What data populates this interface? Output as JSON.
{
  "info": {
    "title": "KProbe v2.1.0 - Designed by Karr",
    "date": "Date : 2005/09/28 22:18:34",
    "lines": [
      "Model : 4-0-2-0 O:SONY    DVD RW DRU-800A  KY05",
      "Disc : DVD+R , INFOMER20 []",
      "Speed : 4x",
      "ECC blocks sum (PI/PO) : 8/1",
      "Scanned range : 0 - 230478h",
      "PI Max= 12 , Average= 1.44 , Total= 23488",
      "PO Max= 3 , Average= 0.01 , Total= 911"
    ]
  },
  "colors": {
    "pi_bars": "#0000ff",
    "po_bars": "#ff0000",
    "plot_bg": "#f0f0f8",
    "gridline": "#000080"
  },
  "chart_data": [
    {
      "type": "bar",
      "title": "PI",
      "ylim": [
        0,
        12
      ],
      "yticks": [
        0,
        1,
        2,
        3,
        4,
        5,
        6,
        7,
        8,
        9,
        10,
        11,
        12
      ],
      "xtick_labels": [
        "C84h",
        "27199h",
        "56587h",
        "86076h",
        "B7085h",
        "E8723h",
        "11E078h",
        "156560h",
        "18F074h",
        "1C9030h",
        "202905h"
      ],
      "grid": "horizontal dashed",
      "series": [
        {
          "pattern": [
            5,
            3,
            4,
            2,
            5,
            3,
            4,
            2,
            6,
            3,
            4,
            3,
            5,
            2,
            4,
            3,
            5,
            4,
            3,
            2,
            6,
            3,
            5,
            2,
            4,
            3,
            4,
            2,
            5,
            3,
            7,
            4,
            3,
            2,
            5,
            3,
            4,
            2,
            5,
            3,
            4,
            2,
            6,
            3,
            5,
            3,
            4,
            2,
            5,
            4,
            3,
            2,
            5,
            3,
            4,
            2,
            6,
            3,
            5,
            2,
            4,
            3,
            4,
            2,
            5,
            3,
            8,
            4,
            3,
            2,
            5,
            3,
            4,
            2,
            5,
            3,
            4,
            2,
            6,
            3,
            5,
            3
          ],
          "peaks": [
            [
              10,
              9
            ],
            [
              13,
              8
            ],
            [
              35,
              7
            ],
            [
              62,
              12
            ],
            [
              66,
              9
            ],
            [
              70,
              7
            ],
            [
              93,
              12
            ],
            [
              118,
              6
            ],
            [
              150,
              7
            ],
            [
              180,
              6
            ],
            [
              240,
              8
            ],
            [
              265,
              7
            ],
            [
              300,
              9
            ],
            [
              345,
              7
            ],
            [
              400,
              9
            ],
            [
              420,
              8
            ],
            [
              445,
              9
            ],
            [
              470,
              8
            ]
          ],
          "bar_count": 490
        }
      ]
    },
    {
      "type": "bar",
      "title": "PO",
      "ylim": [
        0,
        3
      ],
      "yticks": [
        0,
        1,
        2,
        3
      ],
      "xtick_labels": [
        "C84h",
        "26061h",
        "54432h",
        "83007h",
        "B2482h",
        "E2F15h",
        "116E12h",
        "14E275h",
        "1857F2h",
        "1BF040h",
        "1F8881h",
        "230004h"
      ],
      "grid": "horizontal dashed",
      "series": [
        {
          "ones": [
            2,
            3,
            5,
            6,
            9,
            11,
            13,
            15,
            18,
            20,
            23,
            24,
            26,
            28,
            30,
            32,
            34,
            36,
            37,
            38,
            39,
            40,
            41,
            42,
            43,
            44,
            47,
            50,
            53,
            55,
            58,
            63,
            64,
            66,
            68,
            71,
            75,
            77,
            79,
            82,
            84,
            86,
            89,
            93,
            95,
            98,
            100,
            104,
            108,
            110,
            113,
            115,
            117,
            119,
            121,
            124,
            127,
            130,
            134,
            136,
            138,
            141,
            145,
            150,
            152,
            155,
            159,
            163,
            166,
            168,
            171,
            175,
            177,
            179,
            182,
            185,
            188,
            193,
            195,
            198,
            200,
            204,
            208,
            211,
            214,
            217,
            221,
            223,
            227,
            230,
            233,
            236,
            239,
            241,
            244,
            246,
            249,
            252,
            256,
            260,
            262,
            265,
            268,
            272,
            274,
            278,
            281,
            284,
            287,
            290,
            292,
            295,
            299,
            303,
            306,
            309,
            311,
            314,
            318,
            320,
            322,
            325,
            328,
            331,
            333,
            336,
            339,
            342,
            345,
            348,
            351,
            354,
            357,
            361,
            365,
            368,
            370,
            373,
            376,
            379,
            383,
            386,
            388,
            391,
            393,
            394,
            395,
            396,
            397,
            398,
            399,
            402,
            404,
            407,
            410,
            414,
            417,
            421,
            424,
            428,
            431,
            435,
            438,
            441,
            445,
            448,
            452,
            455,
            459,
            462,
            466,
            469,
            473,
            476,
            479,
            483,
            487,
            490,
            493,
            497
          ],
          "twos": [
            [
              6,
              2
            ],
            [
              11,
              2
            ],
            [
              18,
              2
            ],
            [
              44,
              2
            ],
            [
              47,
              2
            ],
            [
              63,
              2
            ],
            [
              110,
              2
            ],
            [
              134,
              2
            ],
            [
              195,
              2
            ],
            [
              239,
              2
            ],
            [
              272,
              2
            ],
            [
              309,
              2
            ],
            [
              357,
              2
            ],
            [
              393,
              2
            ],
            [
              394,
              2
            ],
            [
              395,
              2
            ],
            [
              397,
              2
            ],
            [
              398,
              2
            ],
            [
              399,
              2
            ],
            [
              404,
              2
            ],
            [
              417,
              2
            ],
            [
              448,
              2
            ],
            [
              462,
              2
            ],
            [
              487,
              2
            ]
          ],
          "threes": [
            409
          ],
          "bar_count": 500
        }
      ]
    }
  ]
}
● ● ● ●
Working from the material above, retype it in its entirety without change.

What data populates this interface? Output as JSON.
{
  "info": {
    "title": "KProbe v2.1.0 - Designed by Karr",
    "date": "Date : 2005/09/28 22:18:34",
    "lines": [
      "Model : 4-0-2-0 O:SONY    DVD RW DRU-800A  KY05",
      "Disc : DVD+R , INFOMER20 []",
      "Speed : 4x",
      "ECC blocks sum (PI/PO) : 8/1",
      "Scanned range : 0 - 230478h",
      "PI Max= 12 , Average= 1.44 , Total= 23488",
      "PO Max= 3 , Average= 0.01 , Total= 911"
    ]
  },
  "colors": {
    "pi_bars": "#0000ff",
    "po_bars": "#ff0000",
    "plot_bg": "#f0f0f8",
    "gridline": "#000080"
  },
  "chart_data": [
    {
      "type": "bar",
      "title": "PI",
      "ylim": [
        0,
        12
      ],
      "yticks": [
        0,
        1,
        2,
        3,
        4,
        5,
        6,
        7,
        8,
        9,
        10,
        11,
        12
      ],
      "xtick_labels": [
        "C84h",
        "27199h",
        "56587h",
        "86076h",
        "B7085h",
        "E8723h",
        "11E078h",
        "156560h",
        "18F074h",
        "1C9030h",
        "202905h"
      ],
      "grid": "horizontal dashed",
      "series": [
        {
          "pattern": [
            5,
            3,
            4,
            2,
            5,
            3,
            4,
            2,
            6,
            3,
            4,
            3,
            5,
            2,
            4,
            3,
            5,
            4,
            3,
            2,
            6,
            3,
            5,
            2,
            4,
            3,
            4,
            2,
            5,
            3,
            7,
            4,
            3,
            2,
            5,
            3,
            4,
            2,
            5,
            3,
            4,
            2,
            6,
            3,
            5,
            3,
            4,
            2,
            5,
            4,
            3,
            2,
            5,
            3,
            4,
            2,
            6,
            3,
            5,
            2,
            4,
            3,
            4,
            2,
            5,
            3,
            8,
            4,
            3,
            2,
            5,
            3,
            4,
            2,
            5,
            3,
            4,
            2,
            6,
            3,
            5,
            3
          ],
          "peaks": [
            [
              10,
              9
            ],
            [
              13,
              8
            ],
            [
              35,
              7
            ],
            [
              62,
              12
            ],
            [
              66,
              9
            ],
            [
              70,
              7
            ],
            [
              93,
              12
            ],
            [
              118,
              6
            ],
            [
              150,
              7
            ],
            [
              180,
              6
            ],
            [
              240,
              8
            ],
            [
              265,
              7
            ],
            [
              300,
              9
            ],
            [
              345,
              7
            ],
            [
              400,
              9
            ],
            [
              420,
              8
            ],
            [
              445,
              9
            ],
            [
              470,
              8
            ]
          ],
          "bar_count": 490
        }
      ]
    },
    {
      "type": "bar",
      "title": "PO",
      "ylim": [
        0,
        3
      ],
      "yticks": [
        0,
        1,
        2,
        3
      ],
      "xtick_labels": [
        "C84h",
        "26061h",
        "54432h",
        "83007h",
        "B2482h",
        "E2F15h",
        "116E12h",
        "14E275h",
        "1857F2h",
        "1BF040h",
        "1F8881h",
        "230004h"
      ],
      "grid": "horizontal dashed",
      "series": [
        {
          "ones": [
            2,
            3,
            5,
            6,
            9,
            11,
            13,
            15,
            18,
            20,
            23,
            24,
            26,
            28,
            30,
            32,
            34,
            36,
            37,
            38,
            39,
            40,
            41,
            42,
            43,
            44,
            47,
            50,
            53,
            55,
            58,
            63,
            64,
            66,
            68,
            71,
            75,
            77,
            79,
            82,
            84,
            86,
            89,
            93,
            95,
            98,
            100,
            104,
            108,
            110,
            113,
            115,
            117,
            119,
            121,
            124,
            127,
            130,
            134,
            136,
            138,
            141,
            145,
            150,
            152,
            155,
            159,
            163,
            166,
            168,
            171,
            175,
            177,
            179,
            182,
            185,
            188,
            193,
            195,
            198,
            200,
            204,
            208,
            211,
            214,
            217,
            221,
            223,
            227,
            230,
            233,
            236,
            239,
            241,
            244,
            246,
            249,
            252,
            256,
            260,
            262,
            265,
            268,
            272,
            274,
            278,
            281,
            284,
            287,
            290,
            292,
            295,
            299,
            303,
            306,
            309,
            311,
            314,
            318,
            320,
            322,
            325,
            328,
            331,
            333,
            336,
            339,
            342,
            345,
            348,
            351,
            354,
            357,
            361,
            365,
            368,
            370,
            373,
            376,
            379,
            383,
            386,
            388,
            391,
            393,
            394,
            395,
            396,
            397,
            398,
            399,
            402,
            404,
            407,
            410,
            414,
            417,
            421,
            424,
            428,
            431,
            435,
            438,
            441,
            445,
            448,
            452,
            455,
            459,
            462,
            466,
            469,
            473,
            476,
            479,
            483,
            487,
            490,
            493,
            497
          ],
          "twos": [
            [
              6,
              2
            ],
            [
              11,
              2
            ],
            [
              18,
              2
            ],
            [
              44,
              2
            ],
            [
              47,
              2
            ],
            [
              63,
              2
            ],
            [
              110,
              2
            ],
            [
              134,
              2
            ],
            [
              195,
              2
            ],
            [
              239,
              2
            ],
            [
              272,
              2
            ],
            [
              309,
              2
            ],
            [
              357,
              2
            ],
            [
              393,
              2
            ],
            [
              394,
              2
            ],
            [
              395,
              2
            ],
            [
              397,
              2
            ],
            [
              398,
              2
            ],
            [
              399,
              2
            ],
            [
              404,
              2
            ],
            [
              417,
              2
            ],
            [
              448,
              2
            ],
            [
              462,
              2
            ],
            [
              487,
              2
            ]
          ],
          "threes": [
            409
          ],
          "bar_count": 500
        }
      ]
    }
  ]
}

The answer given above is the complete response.